REQUIREMENTS: Your task is to repeat all of the material exactly.

# start of DATASET CONTENT

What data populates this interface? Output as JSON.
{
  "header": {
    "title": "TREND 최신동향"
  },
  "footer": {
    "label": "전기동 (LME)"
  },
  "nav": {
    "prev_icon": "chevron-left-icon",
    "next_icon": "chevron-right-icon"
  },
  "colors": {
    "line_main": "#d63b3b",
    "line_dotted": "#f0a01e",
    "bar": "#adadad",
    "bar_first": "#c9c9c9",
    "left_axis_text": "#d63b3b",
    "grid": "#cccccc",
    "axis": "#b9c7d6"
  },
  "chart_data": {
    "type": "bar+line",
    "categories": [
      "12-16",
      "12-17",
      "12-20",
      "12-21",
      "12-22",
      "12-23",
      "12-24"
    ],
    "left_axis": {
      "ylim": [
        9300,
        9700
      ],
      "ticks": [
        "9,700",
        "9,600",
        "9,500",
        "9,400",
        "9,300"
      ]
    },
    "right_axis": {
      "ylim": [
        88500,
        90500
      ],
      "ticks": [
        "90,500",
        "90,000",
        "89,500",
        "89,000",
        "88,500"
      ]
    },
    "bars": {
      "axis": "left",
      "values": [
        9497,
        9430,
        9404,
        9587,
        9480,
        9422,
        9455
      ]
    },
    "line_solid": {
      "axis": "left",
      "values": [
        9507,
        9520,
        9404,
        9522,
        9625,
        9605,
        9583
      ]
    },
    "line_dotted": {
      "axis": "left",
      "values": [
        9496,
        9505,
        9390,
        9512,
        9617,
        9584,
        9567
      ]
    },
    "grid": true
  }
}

# end of DATASET CONTENT

RESULT OF THE TASK:
What data populates this interface? Output as JSON.
{
  "header": {
    "title": "TREND 최신동향"
  },
  "footer": {
    "label": "전기동 (LME)"
  },
  "nav": {
    "prev_icon": "chevron-left-icon",
    "next_icon": "chevron-right-icon"
  },
  "colors": {
    "line_main": "#d63b3b",
    "line_dotted": "#f0a01e",
    "bar": "#adadad",
    "bar_first": "#c9c9c9",
    "left_axis_text": "#d63b3b",
    "grid": "#cccccc",
    "axis": "#b9c7d6"
  },
  "chart_data": {
    "type": "bar+line",
    "categories": [
      "12-16",
      "12-17",
      "12-20",
      "12-21",
      "12-22",
      "12-23",
      "12-24"
    ],
    "left_axis": {
      "ylim": [
        9300,
        9700
      ],
      "ticks": [
        "9,700",
        "9,600",
        "9,500",
        "9,400",
        "9,300"
      ]
    },
    "right_axis": {
      "ylim": [
        88500,
        90500
      ],
      "ticks": [
        "90,500",
        "90,000",
        "89,500",
        "89,000",
        "88,500"
      ]
    },
    "bars": {
      "axis": "left",
      "values": [
        9497,
        9430,
        9404,
        9587,
        9480,
        9422,
        9455
      ]
    },
    "line_solid": {
      "axis": "left",
      "values": [
        9507,
        9520,
        9404,
        9522,
        9625,
        9605,
        9583
      ]
    },
    "line_dotted": {
      "axis": "left",
      "values": [
        9496,
        9505,
        9390,
        9512,
        9617,
        9584,
        9567
      ]
    },
    "grid": true
  }
}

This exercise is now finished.